- _Objective_: In the dog training thread below, repeat word for word everything from "When you do" down to "(Jun 11, 2009)".

- _Passage provided_:
When you do teach sit, do not reward her in anyway for laying down or a 1/2 sit. remember command, correction, command. when you get to the hand signal stage, the correction can be anything, turn your face or back to the pup, saying 'no', my guy, doesn't like wind in his face, so I blow on him for 1 second for one of my corrections...you should video tape yourself trying to teach sit, so you can see how you can improve.

Also it might be the surface your pup is on, if it's slippery, they all prefer to lay down, so give her a rug or sweatshirt to sit on.

good luck.


----------



## krandall (Jun 11, 2009)

Be careful of "corrections" with soft dogs like Havanese... They can be easily shut down by them. IMO, particularly during the learning phase, it is better to just ignore the "incorrect" tries, reset, and try again, making sure to generously reward correct responses. 

Dogs rarely do the "wrong thing on purpose, and that is particulary true of puppies. When they make mistakes, it's caused by one of several things.

[Layout region records]

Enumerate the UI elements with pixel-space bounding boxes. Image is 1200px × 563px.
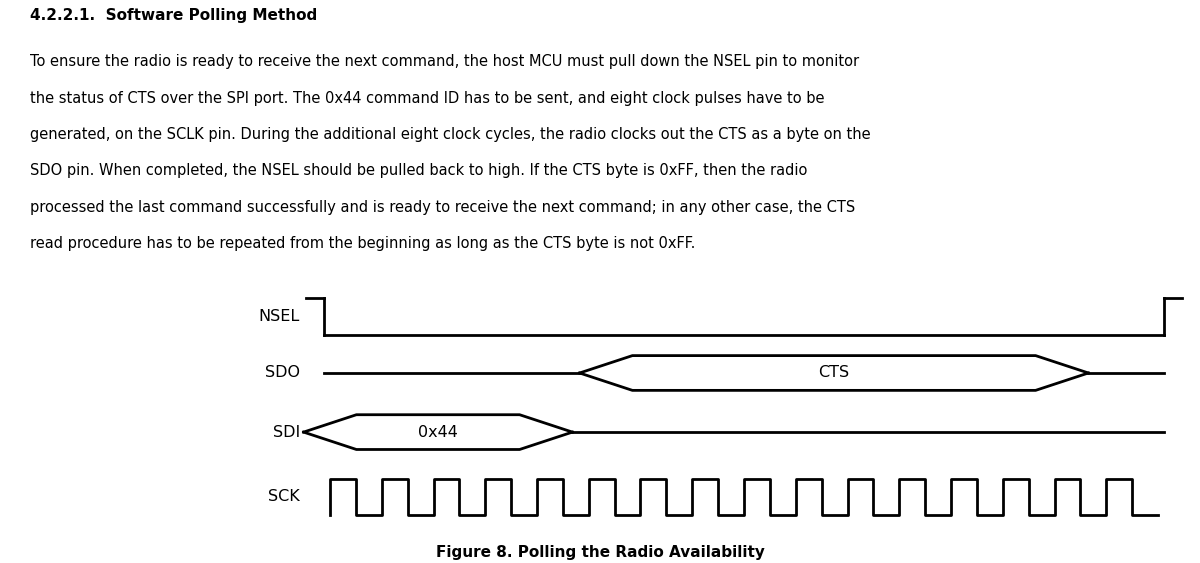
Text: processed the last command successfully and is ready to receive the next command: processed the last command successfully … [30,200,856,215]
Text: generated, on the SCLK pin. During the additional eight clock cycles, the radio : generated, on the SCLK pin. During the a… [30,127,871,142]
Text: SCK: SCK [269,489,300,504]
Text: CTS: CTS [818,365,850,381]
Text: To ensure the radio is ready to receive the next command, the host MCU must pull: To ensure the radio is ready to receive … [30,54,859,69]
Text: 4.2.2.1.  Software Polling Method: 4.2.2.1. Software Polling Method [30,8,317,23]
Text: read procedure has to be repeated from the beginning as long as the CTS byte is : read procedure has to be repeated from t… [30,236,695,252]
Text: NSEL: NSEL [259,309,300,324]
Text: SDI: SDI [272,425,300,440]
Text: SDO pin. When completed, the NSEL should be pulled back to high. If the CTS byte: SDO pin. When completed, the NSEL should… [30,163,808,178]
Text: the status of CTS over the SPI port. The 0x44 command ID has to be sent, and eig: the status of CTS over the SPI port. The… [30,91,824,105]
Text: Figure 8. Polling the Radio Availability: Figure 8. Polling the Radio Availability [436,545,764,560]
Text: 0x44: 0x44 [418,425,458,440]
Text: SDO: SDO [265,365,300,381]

--

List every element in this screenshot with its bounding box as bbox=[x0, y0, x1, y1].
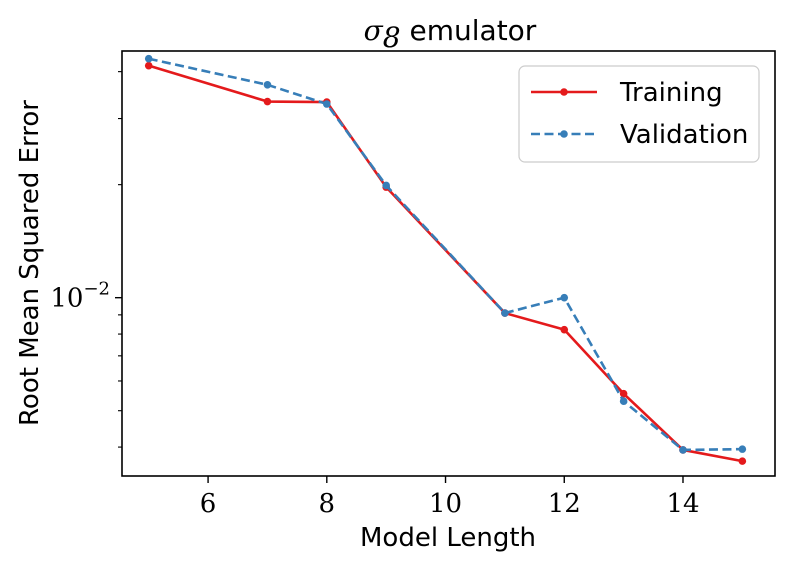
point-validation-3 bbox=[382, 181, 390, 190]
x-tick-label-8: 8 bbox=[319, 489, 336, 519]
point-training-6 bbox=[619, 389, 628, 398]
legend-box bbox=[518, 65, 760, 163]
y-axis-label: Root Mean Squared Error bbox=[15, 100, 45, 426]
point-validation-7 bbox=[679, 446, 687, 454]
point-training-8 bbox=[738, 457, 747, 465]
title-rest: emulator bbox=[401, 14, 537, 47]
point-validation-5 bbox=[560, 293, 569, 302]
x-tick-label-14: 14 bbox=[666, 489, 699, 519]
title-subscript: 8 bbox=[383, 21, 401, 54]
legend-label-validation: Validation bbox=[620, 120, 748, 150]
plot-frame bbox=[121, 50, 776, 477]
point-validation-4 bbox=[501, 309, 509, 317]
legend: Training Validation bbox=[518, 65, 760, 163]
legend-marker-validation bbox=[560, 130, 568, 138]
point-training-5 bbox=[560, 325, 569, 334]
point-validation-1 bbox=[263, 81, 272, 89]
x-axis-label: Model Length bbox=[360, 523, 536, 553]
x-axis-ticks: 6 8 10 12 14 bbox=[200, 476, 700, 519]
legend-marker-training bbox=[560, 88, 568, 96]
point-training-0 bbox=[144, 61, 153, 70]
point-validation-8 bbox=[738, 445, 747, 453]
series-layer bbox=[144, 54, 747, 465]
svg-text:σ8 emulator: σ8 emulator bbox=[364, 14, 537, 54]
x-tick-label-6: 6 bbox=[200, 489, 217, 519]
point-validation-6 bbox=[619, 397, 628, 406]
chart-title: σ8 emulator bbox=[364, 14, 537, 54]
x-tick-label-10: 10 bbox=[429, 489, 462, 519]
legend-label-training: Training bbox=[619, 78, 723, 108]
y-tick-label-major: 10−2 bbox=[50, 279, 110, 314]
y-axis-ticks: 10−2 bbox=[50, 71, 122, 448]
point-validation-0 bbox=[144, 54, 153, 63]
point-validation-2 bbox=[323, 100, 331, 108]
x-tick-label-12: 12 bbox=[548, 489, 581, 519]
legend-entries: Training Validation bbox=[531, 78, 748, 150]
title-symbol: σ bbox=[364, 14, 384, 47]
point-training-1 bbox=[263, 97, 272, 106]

- _Response_:
When you do teach sit, do not reward her in anyway for laying down or a 1/2 sit. remember command, correction, command. when you get to the hand signal stage, the correction can be anything, turn your face or back to the pup, saying 'no', my guy, doesn't like wind in his face, so I blow on him for 1 second for one of my corrections...you should video tape yourself trying to teach sit, so you can see how you can improve.

Also it might be the surface your pup is on, if it's slippery, they all prefer to lay down, so give her a rug or sweatshirt to sit on.

good luck.


----------



## krandall (Jun 11, 2009)